> **Record excerpts**
# # #

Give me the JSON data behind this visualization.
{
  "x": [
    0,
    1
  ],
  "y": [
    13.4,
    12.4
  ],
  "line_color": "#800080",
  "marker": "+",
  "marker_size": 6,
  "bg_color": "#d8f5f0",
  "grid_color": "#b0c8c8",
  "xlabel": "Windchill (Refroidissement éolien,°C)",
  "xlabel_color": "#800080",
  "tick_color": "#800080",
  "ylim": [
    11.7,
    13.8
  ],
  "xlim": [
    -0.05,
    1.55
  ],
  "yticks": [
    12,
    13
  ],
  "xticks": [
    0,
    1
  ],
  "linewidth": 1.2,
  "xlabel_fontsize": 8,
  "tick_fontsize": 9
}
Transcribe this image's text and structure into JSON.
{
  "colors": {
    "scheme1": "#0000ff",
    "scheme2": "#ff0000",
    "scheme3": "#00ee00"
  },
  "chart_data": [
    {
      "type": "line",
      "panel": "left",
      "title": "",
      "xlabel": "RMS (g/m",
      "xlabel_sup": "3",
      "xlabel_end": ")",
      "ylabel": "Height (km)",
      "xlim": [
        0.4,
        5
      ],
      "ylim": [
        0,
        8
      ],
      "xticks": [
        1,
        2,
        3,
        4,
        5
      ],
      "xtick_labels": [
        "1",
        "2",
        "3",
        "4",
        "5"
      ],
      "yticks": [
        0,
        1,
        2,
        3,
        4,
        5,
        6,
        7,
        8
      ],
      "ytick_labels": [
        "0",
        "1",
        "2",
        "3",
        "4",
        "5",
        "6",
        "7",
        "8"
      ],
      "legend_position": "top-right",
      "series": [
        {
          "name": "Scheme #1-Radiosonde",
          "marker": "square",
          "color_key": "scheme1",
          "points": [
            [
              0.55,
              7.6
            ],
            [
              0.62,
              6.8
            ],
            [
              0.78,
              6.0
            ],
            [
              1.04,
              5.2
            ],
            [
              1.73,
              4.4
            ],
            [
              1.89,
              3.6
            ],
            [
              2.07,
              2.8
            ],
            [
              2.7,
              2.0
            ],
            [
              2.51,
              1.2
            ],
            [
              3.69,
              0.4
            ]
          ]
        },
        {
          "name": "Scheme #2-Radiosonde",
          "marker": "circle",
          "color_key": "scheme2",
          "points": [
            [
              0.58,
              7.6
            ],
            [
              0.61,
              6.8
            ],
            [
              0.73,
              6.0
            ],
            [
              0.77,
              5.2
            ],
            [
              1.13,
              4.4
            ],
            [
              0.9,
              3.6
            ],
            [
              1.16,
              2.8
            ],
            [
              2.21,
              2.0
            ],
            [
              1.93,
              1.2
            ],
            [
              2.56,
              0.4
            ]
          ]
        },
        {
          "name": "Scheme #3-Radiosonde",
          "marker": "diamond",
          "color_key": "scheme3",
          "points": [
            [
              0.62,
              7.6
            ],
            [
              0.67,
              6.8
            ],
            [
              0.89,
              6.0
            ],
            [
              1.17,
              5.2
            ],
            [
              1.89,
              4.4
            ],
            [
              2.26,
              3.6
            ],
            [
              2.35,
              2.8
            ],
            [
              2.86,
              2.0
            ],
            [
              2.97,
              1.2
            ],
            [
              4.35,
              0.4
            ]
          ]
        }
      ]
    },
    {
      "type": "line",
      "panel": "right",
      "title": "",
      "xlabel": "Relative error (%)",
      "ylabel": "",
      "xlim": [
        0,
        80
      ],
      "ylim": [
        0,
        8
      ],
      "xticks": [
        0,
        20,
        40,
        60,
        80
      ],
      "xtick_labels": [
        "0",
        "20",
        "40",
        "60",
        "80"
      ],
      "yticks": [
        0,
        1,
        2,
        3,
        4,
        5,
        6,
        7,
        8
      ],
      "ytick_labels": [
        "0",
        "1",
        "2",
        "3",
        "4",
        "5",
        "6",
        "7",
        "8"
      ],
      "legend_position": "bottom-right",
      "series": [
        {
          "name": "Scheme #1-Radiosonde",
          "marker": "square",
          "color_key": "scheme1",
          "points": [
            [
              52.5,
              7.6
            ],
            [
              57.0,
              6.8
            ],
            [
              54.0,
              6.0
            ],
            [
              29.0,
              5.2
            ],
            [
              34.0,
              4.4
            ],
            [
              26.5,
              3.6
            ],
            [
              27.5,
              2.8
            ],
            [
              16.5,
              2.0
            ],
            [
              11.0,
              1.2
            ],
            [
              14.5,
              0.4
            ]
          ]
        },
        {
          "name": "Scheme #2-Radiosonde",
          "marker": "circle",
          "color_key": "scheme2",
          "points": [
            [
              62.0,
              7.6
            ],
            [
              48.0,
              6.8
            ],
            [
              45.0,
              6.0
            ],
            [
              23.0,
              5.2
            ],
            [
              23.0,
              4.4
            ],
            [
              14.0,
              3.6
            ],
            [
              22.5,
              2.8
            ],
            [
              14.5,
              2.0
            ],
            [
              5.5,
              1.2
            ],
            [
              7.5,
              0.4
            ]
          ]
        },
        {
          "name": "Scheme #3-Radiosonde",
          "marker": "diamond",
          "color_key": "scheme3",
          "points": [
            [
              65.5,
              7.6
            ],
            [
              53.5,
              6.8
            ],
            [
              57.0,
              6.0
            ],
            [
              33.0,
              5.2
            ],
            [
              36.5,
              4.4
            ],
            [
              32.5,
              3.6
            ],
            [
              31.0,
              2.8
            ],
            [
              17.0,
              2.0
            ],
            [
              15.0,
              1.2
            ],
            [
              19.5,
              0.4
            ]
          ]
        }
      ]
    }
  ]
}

# # #

> **Your goal**
Your task is to repeat each line of the material exactly.

> **Exercise result**
Give me the JSON data behind this visualization.
{
  "x": [
    0,
    1
  ],
  "y": [
    13.4,
    12.4
  ],
  "line_color": "#800080",
  "marker": "+",
  "marker_size": 6,
  "bg_color": "#d8f5f0",
  "grid_color": "#b0c8c8",
  "xlabel": "Windchill (Refroidissement éolien,°C)",
  "xlabel_color": "#800080",
  "tick_color": "#800080",
  "ylim": [
    11.7,
    13.8
  ],
  "xlim": [
    -0.05,
    1.55
  ],
  "yticks": [
    12,
    13
  ],
  "xticks": [
    0,
    1
  ],
  "linewidth": 1.2,
  "xlabel_fontsize": 8,
  "tick_fontsize": 9
}
Transcribe this image's text and structure into JSON.
{
  "colors": {
    "scheme1": "#0000ff",
    "scheme2": "#ff0000",
    "scheme3": "#00ee00"
  },
  "chart_data": [
    {
      "type": "line",
      "panel": "left",
      "title": "",
      "xlabel": "RMS (g/m",
      "xlabel_sup": "3",
      "xlabel_end": ")",
      "ylabel": "Height (km)",
      "xlim": [
        0.4,
        5
      ],
      "ylim": [
        0,
        8
      ],
      "xticks": [
        1,
        2,
        3,
        4,
        5
      ],
      "xtick_labels": [
        "1",
        "2",
        "3",
        "4",
        "5"
      ],
      "yticks": [
        0,
        1,
        2,
        3,
        4,
        5,
        6,
        7,
        8
      ],
      "ytick_labels": [
        "0",
        "1",
        "2",
        "3",
        "4",
        "5",
        "6",
        "7",
        "8"
      ],
      "legend_position": "top-right",
      "series": [
        {
          "name": "Scheme #1-Radiosonde",
          "marker": "square",
          "color_key": "scheme1",
          "points": [
            [
              0.55,
              7.6
            ],
            [
              0.62,
              6.8
            ],
            [
              0.78,
              6.0
            ],
            [
              1.04,
              5.2
            ],
            [
              1.73,
              4.4
            ],
            [
              1.89,
              3.6
            ],
            [
              2.07,
              2.8
            ],
            [
              2.7,
              2.0
            ],
            [
              2.51,
              1.2
            ],
            [
              3.69,
              0.4
            ]
          ]
        },
        {
          "name": "Scheme #2-Radiosonde",
          "marker": "circle",
          "color_key": "scheme2",
          "points": [
            [
              0.58,
              7.6
            ],
            [
              0.61,
              6.8
            ],
            [
              0.73,
              6.0
            ],
            [
              0.77,
              5.2
            ],
            [
              1.13,
              4.4
            ],
            [
              0.9,
              3.6
            ],
            [
              1.16,
              2.8
            ],
            [
              2.21,
              2.0
            ],
            [
              1.93,
              1.2
            ],
            [
              2.56,
              0.4
            ]
          ]
        },
        {
          "name": "Scheme #3-Radiosonde",
          "marker": "diamond",
          "color_key": "scheme3",
          "points": [
            [
              0.62,
              7.6
            ],
            [
              0.67,
              6.8
            ],
            [
              0.89,
              6.0
            ],
            [
              1.17,
              5.2
            ],
            [
              1.89,
              4.4
            ],
            [
              2.26,
              3.6
            ],
            [
              2.35,
              2.8
            ],
            [
              2.86,
              2.0
            ],
            [
              2.97,
              1.2
            ],
            [
              4.35,
              0.4
            ]
          ]
        }
      ]
    },
    {
      "type": "line",
      "panel": "right",
      "title": "",
      "xlabel": "Relative error (%)",
      "ylabel": "",
      "xlim": [
        0,
        80
      ],
      "ylim": [
        0,
        8
      ],
      "xticks": [
        0,
        20,
        40,
        60,
        80
      ],
      "xtick_labels": [
        "0",
        "20",
        "40",
        "60",
        "80"
      ],
      "yticks": [
        0,
        1,
        2,
        3,
        4,
        5,
        6,
        7,
        8
      ],
      "ytick_labels": [
        "0",
        "1",
        "2",
        "3",
        "4",
        "5",
        "6",
        "7",
        "8"
      ],
      "legend_position": "bottom-right",
      "series": [
        {
          "name": "Scheme #1-Radiosonde",
          "marker": "square",
          "color_key": "scheme1",
          "points": [
            [
              52.5,
              7.6
            ],
            [
              57.0,
              6.8
            ],
            [
              54.0,
              6.0
            ],
            [
              29.0,
              5.2
            ],
            [
              34.0,
              4.4
            ],
            [
              26.5,
              3.6
            ],
            [
              27.5,
              2.8
            ],
            [
              16.5,
              2.0
            ],
            [
              11.0,
              1.2
            ],
            [
              14.5,
              0.4
            ]
          ]
        },
        {
          "name": "Scheme #2-Radiosonde",
          "marker": "circle",
          "color_key": "scheme2",
          "points": [
            [
              62.0,
              7.6
            ],
            [
              48.0,
              6.8
            ],
            [
              45.0,
              6.0
            ],
            [
              23.0,
              5.2
            ],
            [
              23.0,
              4.4
            ],
            [
              14.0,
              3.6
            ],
            [
              22.5,
              2.8
            ],
            [
              14.5,
              2.0
            ],
            [
              5.5,
              1.2
            ],
            [
              7.5,
              0.4
            ]
          ]
        },
        {
          "name": "Scheme #3-Radiosonde",
          "marker": "diamond",
          "color_key": "scheme3",
          "points": [
            [
              65.5,
              7.6
            ],
            [
              53.5,
              6.8
            ],
            [
              57.0,
              6.0
            ],
            [
              33.0,
              5.2
            ],
            [
              36.5,
              4.4
            ],
            [
              32.5,
              3.6
            ],
            [
              31.0,
              2.8
            ],
            [
              17.0,
              2.0
            ],
            [
              15.0,
              1.2
            ],
            [
              19.5,
              0.4
            ]
          ]
        }
      ]
    }
  ]
}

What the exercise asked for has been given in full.